## [WRITTEN TASK]
Copy down every line where the string "subtitle" shows up.

──────── MATERIAL ────────

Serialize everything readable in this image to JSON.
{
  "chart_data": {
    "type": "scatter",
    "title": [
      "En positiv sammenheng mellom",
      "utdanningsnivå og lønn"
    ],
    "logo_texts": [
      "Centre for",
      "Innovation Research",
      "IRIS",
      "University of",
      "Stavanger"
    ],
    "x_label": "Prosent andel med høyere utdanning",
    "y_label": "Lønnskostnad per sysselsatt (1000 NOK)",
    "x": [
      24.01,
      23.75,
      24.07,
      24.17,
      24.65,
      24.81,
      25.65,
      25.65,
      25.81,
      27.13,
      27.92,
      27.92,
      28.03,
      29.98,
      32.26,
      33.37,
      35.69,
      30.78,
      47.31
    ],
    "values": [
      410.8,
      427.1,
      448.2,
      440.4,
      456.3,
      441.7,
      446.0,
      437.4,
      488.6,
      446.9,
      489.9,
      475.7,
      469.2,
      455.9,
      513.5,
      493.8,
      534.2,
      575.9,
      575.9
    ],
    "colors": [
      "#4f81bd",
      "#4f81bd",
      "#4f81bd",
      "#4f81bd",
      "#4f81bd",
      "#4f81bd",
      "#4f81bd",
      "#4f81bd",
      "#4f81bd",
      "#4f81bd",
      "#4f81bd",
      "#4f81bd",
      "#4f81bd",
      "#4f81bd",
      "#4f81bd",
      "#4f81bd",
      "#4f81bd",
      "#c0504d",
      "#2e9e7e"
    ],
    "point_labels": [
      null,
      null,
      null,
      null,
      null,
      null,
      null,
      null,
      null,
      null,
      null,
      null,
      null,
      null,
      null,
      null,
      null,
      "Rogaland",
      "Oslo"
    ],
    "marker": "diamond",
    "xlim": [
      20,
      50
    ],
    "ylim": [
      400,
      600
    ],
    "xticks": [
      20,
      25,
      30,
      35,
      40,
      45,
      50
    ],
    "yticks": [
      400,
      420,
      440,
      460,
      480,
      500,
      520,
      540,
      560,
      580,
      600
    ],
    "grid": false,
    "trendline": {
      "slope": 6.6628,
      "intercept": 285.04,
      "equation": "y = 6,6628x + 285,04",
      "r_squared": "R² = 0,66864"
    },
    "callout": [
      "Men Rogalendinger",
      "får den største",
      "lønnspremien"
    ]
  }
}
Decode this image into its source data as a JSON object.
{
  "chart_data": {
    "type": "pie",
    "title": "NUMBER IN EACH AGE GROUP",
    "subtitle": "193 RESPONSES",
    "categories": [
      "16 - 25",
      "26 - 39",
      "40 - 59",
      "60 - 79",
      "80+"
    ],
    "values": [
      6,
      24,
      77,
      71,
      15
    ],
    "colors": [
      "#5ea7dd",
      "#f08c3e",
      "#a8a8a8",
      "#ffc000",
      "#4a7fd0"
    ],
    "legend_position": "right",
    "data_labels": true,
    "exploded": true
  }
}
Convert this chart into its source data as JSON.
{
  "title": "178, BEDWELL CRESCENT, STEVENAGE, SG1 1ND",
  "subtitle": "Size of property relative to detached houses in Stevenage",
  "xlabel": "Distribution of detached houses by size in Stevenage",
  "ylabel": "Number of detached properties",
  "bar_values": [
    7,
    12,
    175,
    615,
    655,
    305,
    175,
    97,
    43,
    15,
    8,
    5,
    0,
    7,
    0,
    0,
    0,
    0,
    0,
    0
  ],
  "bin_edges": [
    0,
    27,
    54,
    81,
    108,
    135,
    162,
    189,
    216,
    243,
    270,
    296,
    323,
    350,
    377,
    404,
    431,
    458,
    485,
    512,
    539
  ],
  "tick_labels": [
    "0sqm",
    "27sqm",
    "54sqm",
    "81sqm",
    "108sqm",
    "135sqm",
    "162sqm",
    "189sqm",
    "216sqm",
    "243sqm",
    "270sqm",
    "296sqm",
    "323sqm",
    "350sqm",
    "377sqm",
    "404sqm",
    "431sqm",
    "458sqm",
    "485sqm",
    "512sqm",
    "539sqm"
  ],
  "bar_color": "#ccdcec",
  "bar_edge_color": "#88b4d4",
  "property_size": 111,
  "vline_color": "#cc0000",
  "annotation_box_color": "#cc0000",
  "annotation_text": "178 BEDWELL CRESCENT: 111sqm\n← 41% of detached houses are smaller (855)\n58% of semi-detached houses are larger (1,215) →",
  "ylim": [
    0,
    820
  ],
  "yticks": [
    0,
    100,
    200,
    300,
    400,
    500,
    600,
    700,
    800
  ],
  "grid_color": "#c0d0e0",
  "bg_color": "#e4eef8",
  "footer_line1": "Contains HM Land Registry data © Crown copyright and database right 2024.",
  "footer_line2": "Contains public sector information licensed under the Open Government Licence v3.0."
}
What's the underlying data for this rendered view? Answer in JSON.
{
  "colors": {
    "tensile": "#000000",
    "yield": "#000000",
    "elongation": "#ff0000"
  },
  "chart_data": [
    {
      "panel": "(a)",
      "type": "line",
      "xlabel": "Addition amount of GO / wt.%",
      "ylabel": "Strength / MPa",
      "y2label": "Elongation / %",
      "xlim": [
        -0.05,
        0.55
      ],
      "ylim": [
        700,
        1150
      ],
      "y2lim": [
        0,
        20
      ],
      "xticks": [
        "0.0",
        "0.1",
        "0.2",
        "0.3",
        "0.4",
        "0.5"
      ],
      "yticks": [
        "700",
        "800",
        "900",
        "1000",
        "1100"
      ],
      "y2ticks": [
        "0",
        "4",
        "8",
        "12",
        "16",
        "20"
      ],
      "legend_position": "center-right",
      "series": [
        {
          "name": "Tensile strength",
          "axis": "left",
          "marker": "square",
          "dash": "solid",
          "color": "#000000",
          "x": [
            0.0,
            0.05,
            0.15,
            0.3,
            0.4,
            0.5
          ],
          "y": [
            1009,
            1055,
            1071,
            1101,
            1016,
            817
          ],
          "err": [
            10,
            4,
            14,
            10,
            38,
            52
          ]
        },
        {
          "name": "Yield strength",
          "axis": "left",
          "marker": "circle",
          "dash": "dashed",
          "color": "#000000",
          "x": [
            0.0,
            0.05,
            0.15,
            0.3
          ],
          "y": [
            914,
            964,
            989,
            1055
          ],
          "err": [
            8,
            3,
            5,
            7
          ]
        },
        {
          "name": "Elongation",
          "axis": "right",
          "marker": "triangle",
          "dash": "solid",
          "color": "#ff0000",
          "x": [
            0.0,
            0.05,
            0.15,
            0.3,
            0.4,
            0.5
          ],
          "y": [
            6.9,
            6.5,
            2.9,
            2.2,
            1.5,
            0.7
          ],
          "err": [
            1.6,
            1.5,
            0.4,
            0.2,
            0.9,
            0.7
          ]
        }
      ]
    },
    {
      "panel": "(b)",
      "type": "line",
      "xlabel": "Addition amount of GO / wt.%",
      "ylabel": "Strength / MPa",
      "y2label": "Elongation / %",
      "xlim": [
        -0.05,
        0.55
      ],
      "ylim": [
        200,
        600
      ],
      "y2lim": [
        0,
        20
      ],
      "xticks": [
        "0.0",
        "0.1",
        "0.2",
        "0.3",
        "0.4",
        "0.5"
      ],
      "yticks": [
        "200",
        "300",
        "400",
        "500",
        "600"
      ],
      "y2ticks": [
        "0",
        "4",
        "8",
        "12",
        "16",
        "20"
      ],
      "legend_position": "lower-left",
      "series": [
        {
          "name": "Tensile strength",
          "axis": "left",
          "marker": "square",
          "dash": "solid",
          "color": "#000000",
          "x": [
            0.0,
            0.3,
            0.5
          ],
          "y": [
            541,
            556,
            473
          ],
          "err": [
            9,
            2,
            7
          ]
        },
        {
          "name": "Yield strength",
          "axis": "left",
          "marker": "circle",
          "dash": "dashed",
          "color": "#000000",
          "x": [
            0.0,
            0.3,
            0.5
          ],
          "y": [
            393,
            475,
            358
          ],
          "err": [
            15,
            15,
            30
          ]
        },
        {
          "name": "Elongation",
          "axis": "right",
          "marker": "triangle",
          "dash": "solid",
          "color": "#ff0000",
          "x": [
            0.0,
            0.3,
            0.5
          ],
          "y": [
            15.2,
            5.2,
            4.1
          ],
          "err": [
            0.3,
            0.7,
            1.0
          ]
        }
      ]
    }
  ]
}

────────

## [TASK OUTPUT]
    "subtitle": "193 RESPONSES",
  "subtitle": "Size of property relative to detached houses in Stevenage",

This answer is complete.